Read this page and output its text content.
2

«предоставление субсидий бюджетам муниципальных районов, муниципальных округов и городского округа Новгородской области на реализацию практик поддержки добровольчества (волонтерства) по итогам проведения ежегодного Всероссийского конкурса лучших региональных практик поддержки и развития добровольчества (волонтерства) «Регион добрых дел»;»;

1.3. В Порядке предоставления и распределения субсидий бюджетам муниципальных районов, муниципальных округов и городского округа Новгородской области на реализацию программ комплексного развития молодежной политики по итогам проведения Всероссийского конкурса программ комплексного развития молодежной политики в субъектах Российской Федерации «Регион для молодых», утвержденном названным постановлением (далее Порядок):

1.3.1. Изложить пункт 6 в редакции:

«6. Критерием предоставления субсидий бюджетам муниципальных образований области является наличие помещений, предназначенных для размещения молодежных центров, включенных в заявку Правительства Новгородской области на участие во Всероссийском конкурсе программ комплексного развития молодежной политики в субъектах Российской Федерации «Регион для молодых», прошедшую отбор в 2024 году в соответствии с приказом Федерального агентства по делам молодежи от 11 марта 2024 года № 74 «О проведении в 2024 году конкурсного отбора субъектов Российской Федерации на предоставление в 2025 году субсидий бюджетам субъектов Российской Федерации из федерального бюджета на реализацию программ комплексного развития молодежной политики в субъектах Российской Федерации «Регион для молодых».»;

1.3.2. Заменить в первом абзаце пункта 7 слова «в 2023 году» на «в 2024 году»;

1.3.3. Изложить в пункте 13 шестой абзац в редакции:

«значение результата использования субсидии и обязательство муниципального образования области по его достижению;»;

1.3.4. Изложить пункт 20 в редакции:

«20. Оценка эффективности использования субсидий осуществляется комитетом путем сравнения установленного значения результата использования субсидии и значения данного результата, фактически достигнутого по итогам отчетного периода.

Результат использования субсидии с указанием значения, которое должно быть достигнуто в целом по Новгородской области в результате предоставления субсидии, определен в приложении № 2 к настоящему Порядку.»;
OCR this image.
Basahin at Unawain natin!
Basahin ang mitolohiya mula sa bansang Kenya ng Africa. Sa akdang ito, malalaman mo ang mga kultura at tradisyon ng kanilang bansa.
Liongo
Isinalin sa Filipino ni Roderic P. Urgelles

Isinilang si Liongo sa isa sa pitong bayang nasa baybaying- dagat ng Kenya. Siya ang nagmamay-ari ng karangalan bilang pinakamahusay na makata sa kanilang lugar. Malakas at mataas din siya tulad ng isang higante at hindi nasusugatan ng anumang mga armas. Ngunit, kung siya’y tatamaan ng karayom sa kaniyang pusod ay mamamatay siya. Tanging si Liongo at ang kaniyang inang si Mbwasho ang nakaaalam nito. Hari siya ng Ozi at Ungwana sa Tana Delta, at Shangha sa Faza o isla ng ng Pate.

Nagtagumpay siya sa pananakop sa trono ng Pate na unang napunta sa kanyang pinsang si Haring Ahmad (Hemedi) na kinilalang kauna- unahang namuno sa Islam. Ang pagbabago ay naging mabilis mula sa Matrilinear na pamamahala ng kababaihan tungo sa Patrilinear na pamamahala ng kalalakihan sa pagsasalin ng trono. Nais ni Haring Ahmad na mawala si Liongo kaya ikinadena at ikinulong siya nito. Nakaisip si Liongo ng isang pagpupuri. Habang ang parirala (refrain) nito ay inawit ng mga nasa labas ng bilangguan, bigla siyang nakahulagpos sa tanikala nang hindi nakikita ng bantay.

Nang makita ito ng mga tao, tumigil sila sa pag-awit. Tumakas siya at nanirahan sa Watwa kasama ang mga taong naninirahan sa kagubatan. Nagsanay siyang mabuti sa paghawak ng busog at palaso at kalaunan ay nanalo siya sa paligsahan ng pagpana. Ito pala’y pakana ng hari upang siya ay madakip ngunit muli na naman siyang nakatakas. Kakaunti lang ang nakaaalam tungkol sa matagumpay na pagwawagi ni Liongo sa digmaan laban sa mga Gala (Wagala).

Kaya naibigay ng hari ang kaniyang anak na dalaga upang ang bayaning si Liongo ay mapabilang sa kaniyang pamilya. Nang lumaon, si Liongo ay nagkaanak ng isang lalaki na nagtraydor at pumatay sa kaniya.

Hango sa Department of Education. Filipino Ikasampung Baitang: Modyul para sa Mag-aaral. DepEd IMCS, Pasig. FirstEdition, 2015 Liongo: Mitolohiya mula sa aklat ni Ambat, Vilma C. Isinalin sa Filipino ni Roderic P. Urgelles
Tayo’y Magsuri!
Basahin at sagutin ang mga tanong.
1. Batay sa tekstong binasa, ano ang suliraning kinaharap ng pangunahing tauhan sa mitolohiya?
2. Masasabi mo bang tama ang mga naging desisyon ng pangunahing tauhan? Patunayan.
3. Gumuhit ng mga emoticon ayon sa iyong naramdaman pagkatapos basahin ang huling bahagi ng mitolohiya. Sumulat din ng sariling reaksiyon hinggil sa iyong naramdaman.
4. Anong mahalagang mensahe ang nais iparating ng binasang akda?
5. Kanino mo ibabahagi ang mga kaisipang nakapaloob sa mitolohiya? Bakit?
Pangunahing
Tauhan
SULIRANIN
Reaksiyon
——
What is asked: Reproduce every record, matching each line exactly.

Task response:
Read this page and output its text content.
2

«предоставление субсидий бюджетам муниципальных районов, муниципальных округов и городского округа Новгородской области на реализацию практик поддержки добровольчества (волонтерства) по итогам проведения ежегодного Всероссийского конкурса лучших региональных практик поддержки и развития добровольчества (волонтерства) «Регион добрых дел»;»;

1.3. В Порядке предоставления и распределения субсидий бюджетам муниципальных районов, муниципальных округов и городского округа Новгородской области на реализацию программ комплексного развития молодежной политики по итогам проведения Всероссийского конкурса программ комплексного развития молодежной политики в субъектах Российской Федерации «Регион для молодых», утвержденном названным постановлением (далее Порядок):

1.3.1. Изложить пункт 6 в редакции:

«6. Критерием предоставления субсидий бюджетам муниципальных образований области является наличие помещений, предназначенных для размещения молодежных центров, включенных в заявку Правительства Новгородской области на участие во Всероссийском конкурсе программ комплексного развития молодежной политики в субъектах Российской Федерации «Регион для молодых», прошедшую отбор в 2024 году в соответствии с приказом Федерального агентства по делам молодежи от 11 марта 2024 года № 74 «О проведении в 2024 году конкурсного отбора субъектов Российской Федерации на предоставление в 2025 году субсидий бюджетам субъектов Российской Федерации из федерального бюджета на реализацию программ комплексного развития молодежной политики в субъектах Российской Федерации «Регион для молодых».»;

1.3.2. Заменить в первом абзаце пункта 7 слова «в 2023 году» на «в 2024 году»;

1.3.3. Изложить в пункте 13 шестой абзац в редакции:

«значение результата использования субсидии и обязательство муниципального образования области по его достижению;»;

1.3.4. Изложить пункт 20 в редакции:

«20. Оценка эффективности использования субсидий осуществляется комитетом путем сравнения установленного значения результата использования субсидии и значения данного результата, фактически достигнутого по итогам отчетного периода.

Результат использования субсидии с указанием значения, которое должно быть достигнуто в целом по Новгородской области в результате предоставления субсидии, определен в приложении № 2 к настоящему Порядку.»;
OCR this image.
Basahin at Unawain natin!
Basahin ang mitolohiya mula sa bansang Kenya ng Africa. Sa akdang ito, malalaman mo ang mga kultura at tradisyon ng kanilang bansa.
Liongo
Isinalin sa Filipino ni Roderic P. Urgelles

Isinilang si Liongo sa isa sa pitong bayang nasa baybaying- dagat ng Kenya. Siya ang nagmamay-ari ng karangalan bilang pinakamahusay na makata sa kanilang lugar. Malakas at mataas din siya tulad ng isang higante at hindi nasusugatan ng anumang mga armas. Ngunit, kung siya’y tatamaan ng karayom sa kaniyang pusod ay mamamatay siya. Tanging si Liongo at ang kaniyang inang si Mbwasho ang nakaaalam nito. Hari siya ng Ozi at Ungwana sa Tana Delta, at Shangha sa Faza o isla ng ng Pate.

Nagtagumpay siya sa pananakop sa trono ng Pate na unang napunta sa kanyang pinsang si Haring Ahmad (Hemedi) na kinilalang kauna- unahang namuno sa Islam. Ang pagbabago ay naging mabilis mula sa Matrilinear na pamamahala ng kababaihan tungo sa Patrilinear na pamamahala ng kalalakihan sa pagsasalin ng trono. Nais ni Haring Ahmad na mawala si Liongo kaya ikinadena at ikinulong siya nito. Nakaisip si Liongo ng isang pagpupuri. Habang ang parirala (refrain) nito ay inawit ng mga nasa labas ng bilangguan, bigla siyang nakahulagpos sa tanikala nang hindi nakikita ng bantay.

Nang makita ito ng mga tao, tumigil sila sa pag-awit. Tumakas siya at nanirahan sa Watwa kasama ang mga taong naninirahan sa kagubatan. Nagsanay siyang mabuti sa paghawak ng busog at palaso at kalaunan ay nanalo siya sa paligsahan ng pagpana. Ito pala’y pakana ng hari upang siya ay madakip ngunit muli na naman siyang nakatakas. Kakaunti lang ang nakaaalam tungkol sa matagumpay na pagwawagi ni Liongo sa digmaan laban sa mga Gala (Wagala).

Kaya naibigay ng hari ang kaniyang anak na dalaga upang ang bayaning si Liongo ay mapabilang sa kaniyang pamilya. Nang lumaon, si Liongo ay nagkaanak ng isang lalaki na nagtraydor at pumatay sa kaniya.

Hango sa Department of Education. Filipino Ikasampung Baitang: Modyul para sa Mag-aaral. DepEd IMCS, Pasig. FirstEdition, 2015 Liongo: Mitolohiya mula sa aklat ni Ambat, Vilma C. Isinalin sa Filipino ni Roderic P. Urgelles
Tayo’y Magsuri!
Basahin at sagutin ang mga tanong.
1. Batay sa tekstong binasa, ano ang suliraning kinaharap ng pangunahing tauhan sa mitolohiya?
2. Masasabi mo bang tama ang mga naging desisyon ng pangunahing tauhan? Patunayan.
3. Gumuhit ng mga emoticon ayon sa iyong naramdaman pagkatapos basahin ang huling bahagi ng mitolohiya. Sumulat din ng sariling reaksiyon hinggil sa iyong naramdaman.
4. Anong mahalagang mensahe ang nais iparating ng binasang akda?
5. Kanino mo ibabahagi ang mga kaisipang nakapaloob sa mitolohiya? Bakit?
Pangunahing
Tauhan
SULIRANIN
Reaksiyon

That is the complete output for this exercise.